Directive ▸
Copy, from the entries below, each line in which the string "time" appears.

Raw records:

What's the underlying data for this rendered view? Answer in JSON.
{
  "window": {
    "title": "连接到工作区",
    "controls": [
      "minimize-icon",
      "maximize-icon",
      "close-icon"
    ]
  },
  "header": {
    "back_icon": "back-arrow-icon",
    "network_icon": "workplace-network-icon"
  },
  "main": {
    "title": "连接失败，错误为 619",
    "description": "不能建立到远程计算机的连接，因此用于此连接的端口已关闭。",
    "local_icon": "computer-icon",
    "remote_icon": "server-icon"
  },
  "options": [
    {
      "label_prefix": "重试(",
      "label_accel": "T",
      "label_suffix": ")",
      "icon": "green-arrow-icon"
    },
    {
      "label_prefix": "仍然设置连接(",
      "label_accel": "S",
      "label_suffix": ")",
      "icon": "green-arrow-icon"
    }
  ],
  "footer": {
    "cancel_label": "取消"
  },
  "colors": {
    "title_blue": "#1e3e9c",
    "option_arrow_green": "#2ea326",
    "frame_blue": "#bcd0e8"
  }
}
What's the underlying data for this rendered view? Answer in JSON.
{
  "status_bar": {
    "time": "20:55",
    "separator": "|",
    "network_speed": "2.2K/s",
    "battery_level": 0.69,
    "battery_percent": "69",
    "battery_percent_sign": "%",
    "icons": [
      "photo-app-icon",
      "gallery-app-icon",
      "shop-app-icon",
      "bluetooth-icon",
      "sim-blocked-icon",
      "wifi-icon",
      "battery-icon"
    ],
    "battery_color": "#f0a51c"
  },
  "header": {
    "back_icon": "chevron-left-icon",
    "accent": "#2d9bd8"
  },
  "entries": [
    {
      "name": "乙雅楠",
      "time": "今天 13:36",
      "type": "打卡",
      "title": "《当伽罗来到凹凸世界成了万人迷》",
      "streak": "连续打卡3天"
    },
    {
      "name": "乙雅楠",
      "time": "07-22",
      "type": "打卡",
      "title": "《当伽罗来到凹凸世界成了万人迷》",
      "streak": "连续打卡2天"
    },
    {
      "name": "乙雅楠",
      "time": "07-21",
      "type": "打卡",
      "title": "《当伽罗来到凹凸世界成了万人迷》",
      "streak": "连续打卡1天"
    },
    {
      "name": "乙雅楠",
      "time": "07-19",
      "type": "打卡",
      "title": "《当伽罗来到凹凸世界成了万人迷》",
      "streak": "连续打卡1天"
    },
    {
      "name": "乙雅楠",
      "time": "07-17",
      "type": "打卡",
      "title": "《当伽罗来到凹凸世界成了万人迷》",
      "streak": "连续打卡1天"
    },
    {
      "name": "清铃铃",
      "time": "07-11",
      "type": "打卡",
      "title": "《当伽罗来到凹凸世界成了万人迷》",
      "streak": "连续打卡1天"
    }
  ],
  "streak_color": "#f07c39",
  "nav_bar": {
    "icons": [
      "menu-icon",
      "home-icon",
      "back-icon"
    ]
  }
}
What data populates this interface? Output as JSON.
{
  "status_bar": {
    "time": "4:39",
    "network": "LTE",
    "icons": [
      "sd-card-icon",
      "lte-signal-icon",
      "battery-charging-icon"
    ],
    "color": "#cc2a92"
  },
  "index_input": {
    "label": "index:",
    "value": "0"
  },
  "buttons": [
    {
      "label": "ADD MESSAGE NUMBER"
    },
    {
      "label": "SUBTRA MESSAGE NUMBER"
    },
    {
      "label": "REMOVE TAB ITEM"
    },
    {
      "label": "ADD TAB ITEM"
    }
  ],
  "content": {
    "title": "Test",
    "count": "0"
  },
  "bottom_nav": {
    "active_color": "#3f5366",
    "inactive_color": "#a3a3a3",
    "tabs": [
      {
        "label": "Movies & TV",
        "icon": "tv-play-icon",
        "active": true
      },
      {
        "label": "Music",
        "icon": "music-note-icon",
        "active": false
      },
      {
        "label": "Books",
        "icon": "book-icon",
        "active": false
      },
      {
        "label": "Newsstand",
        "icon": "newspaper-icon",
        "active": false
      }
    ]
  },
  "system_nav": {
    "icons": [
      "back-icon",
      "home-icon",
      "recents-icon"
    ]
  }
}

Task output ▸
    "time": "20:55",
      "time": "今天 13:36",
      "time": "07-22",
      "time": "07-21",
      "time": "07-19",
      "time": "07-17",
      "time": "07-11",
    "time": "4:39",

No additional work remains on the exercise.